▸ ITEMS:
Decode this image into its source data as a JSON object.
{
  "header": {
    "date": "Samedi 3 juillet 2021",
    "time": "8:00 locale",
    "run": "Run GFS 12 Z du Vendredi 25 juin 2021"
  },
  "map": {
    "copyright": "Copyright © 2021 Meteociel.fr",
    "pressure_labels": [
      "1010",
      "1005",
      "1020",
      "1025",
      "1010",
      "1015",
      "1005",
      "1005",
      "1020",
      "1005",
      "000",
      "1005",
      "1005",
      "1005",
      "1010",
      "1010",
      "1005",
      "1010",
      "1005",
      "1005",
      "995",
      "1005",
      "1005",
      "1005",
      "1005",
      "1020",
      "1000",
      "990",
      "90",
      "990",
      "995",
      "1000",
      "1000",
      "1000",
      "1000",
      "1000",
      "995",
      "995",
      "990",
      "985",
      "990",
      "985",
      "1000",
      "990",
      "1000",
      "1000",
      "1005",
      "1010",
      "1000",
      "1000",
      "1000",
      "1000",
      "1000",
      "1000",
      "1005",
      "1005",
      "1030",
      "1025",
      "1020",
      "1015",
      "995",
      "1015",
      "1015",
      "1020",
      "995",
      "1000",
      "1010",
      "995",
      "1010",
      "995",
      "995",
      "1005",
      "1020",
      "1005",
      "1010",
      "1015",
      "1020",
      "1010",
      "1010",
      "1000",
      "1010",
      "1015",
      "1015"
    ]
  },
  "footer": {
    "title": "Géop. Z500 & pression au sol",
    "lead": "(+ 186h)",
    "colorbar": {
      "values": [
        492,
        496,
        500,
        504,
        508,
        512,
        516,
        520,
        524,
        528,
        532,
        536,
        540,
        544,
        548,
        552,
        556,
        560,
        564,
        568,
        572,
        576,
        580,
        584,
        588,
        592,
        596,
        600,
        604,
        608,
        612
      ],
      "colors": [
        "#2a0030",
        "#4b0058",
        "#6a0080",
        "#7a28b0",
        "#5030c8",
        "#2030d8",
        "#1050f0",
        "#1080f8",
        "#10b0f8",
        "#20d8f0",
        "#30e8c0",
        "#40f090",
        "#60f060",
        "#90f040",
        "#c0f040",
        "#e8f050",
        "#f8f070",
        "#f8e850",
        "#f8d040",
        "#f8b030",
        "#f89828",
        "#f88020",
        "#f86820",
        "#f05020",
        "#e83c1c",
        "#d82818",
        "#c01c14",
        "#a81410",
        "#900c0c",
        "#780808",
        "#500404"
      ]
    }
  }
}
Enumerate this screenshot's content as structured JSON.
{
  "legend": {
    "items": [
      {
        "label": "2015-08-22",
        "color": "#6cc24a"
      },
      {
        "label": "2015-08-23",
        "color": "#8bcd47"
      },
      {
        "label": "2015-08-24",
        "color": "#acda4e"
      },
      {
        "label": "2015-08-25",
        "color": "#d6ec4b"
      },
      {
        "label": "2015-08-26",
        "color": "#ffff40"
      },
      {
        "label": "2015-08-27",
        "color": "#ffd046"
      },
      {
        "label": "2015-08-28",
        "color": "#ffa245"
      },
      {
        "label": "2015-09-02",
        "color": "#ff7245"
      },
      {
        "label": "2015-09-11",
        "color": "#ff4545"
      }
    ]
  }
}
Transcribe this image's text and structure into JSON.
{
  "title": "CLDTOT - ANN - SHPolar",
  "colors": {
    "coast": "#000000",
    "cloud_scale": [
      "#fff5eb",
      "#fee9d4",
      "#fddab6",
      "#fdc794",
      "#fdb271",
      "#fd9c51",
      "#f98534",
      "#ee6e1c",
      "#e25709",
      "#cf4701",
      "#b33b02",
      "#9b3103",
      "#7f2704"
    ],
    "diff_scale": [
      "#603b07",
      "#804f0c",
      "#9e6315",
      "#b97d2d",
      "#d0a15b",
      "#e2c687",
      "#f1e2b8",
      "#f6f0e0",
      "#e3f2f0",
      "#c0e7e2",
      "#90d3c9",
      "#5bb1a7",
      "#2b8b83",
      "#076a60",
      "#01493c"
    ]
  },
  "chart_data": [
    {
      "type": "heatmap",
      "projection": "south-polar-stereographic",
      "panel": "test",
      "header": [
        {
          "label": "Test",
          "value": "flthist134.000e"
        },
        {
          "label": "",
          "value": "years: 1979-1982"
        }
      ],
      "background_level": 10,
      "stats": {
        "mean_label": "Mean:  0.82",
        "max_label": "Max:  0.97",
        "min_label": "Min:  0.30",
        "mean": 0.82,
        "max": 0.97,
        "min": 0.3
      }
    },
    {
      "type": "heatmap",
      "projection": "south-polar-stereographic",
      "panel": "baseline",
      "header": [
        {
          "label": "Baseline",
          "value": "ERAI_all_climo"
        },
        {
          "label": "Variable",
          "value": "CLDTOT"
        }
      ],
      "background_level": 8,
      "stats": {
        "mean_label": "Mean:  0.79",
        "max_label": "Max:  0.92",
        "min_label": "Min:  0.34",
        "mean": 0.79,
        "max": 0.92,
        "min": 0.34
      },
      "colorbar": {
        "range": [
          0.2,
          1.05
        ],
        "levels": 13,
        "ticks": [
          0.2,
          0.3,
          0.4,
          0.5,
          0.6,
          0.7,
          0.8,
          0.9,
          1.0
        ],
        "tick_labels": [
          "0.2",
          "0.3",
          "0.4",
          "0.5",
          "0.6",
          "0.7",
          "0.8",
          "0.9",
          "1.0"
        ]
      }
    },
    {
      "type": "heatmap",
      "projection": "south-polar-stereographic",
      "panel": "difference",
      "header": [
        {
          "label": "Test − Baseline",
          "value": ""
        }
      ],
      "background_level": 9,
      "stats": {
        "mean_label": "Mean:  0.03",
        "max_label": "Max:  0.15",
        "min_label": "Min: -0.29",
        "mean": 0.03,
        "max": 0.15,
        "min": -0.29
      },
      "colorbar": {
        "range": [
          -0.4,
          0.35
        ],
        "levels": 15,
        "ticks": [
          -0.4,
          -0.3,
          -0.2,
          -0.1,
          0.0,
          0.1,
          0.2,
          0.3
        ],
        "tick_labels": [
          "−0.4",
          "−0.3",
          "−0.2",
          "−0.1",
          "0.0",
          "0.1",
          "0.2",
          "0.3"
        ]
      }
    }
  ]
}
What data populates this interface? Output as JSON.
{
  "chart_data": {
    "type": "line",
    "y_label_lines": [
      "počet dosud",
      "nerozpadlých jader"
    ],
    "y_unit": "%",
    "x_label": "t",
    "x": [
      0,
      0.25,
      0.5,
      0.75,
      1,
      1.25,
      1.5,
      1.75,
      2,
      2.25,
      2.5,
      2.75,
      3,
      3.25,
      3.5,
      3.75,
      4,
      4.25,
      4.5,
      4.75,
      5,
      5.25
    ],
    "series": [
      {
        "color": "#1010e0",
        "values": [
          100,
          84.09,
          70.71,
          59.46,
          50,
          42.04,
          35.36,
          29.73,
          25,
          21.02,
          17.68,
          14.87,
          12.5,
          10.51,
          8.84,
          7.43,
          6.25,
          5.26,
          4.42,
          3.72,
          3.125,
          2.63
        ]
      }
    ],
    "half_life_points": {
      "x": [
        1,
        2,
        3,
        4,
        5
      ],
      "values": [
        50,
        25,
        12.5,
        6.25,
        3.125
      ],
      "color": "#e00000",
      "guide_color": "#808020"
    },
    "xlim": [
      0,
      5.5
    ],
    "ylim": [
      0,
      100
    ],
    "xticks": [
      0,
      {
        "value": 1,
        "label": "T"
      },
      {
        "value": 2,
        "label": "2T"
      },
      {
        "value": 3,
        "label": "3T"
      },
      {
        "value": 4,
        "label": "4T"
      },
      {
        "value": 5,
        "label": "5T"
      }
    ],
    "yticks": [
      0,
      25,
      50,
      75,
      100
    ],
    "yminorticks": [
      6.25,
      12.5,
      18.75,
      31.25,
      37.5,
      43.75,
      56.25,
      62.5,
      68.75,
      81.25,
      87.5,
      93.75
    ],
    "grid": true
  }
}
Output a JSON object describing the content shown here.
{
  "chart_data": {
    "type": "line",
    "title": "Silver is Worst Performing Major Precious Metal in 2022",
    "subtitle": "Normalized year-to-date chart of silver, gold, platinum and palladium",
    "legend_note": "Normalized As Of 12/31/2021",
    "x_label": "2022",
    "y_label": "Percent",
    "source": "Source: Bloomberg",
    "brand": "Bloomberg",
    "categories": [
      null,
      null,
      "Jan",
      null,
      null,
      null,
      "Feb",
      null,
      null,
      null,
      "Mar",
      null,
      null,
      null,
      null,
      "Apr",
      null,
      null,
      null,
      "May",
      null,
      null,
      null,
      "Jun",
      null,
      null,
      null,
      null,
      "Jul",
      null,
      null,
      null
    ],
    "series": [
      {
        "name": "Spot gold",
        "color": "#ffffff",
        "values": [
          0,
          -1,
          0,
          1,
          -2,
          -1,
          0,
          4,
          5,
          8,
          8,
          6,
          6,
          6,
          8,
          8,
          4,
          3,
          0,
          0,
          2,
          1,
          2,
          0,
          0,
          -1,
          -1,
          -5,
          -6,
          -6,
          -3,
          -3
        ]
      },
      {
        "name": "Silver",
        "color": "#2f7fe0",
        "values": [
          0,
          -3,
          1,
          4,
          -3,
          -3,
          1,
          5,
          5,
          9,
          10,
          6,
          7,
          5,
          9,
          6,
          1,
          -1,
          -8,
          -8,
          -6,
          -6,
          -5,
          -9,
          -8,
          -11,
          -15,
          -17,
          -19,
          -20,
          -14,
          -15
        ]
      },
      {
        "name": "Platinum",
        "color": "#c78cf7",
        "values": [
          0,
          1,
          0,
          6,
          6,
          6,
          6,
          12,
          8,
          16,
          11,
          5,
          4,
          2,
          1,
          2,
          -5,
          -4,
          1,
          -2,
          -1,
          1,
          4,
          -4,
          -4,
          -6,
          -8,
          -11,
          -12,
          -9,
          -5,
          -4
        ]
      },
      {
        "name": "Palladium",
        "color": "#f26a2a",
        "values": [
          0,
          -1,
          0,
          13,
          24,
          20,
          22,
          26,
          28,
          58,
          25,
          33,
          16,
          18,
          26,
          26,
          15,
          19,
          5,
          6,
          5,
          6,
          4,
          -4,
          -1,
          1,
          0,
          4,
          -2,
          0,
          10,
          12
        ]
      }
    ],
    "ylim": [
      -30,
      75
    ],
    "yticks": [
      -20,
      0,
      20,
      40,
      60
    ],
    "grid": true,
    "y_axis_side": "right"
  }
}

▸ WHAT YOU NEED TO DO:
List every line above containing the word "date".

▸ FINAL ANSWER:
    "date": "Samedi 3 juillet 2021",
    "subtitle": "Normalized year-to-date chart of silver, gold, platinum and palladium",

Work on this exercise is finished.